*Aim of the exercise*
Extract, unchanged, the part of the listing below that opens with its first line and closes with the line containing "status-icons: [482, 5, 540, 23]".

*Exercise data*
** Start **

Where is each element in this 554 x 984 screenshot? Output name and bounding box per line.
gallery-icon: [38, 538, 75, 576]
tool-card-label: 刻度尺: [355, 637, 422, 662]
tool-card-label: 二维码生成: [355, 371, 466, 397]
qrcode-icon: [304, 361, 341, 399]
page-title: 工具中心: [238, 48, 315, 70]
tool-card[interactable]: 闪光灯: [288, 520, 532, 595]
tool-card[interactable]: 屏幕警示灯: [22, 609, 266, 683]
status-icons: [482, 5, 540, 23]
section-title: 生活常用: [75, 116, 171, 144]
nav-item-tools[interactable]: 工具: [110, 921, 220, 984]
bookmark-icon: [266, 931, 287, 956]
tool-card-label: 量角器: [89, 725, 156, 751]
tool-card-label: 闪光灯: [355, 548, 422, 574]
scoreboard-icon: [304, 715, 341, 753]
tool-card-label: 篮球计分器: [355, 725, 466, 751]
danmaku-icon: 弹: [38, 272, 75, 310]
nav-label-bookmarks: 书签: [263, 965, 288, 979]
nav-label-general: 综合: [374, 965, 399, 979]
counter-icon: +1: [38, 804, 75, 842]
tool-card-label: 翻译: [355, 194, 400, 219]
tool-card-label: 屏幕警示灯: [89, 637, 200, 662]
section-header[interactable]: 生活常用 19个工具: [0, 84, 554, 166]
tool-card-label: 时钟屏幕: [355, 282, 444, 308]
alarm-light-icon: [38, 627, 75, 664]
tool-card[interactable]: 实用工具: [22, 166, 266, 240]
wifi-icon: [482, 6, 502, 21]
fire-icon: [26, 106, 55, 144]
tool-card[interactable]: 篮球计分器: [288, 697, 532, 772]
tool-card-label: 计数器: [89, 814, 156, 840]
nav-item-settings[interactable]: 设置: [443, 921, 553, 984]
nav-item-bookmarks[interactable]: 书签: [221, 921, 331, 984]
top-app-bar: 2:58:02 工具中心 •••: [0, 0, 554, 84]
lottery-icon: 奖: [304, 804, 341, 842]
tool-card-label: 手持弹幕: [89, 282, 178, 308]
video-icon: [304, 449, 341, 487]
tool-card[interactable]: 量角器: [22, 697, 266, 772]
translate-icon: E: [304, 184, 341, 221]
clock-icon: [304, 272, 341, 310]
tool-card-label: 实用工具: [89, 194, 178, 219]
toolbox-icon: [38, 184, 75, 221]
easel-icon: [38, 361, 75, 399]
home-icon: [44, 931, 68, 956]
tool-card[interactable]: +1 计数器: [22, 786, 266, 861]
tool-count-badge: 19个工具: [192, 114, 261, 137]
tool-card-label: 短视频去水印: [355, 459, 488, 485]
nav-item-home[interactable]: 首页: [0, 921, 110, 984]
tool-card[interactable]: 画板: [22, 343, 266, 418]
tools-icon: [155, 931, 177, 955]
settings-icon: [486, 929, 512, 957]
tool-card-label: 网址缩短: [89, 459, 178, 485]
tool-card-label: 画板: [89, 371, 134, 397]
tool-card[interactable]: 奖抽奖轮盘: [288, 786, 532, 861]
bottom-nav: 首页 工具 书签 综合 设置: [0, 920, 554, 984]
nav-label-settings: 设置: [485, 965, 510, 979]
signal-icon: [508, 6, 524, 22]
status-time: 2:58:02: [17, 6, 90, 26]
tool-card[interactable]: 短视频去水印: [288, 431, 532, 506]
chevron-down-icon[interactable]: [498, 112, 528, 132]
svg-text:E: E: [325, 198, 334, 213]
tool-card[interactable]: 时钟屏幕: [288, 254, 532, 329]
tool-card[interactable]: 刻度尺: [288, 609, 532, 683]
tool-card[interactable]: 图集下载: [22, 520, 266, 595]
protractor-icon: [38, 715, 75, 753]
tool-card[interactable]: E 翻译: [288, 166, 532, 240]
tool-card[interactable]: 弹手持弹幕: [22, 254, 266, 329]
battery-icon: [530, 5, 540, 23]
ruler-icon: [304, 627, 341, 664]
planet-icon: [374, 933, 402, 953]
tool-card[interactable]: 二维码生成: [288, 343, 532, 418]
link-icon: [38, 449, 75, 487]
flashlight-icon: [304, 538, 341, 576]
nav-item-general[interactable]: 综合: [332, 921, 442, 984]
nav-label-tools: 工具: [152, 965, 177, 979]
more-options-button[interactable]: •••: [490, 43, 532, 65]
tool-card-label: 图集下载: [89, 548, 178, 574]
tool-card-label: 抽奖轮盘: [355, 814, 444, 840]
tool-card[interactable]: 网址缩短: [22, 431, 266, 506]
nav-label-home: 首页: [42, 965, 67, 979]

** End **

*Written reply*
Where is each element in this 554 x 984 screenshot? Output name and bounding box per line.
gallery-icon: [38, 538, 75, 576]
tool-card-label: 刻度尺: [355, 637, 422, 662]
tool-card-label: 二维码生成: [355, 371, 466, 397]
qrcode-icon: [304, 361, 341, 399]
page-title: 工具中心: [238, 48, 315, 70]
tool-card[interactable]: 闪光灯: [288, 520, 532, 595]
tool-card[interactable]: 屏幕警示灯: [22, 609, 266, 683]
status-icons: [482, 5, 540, 23]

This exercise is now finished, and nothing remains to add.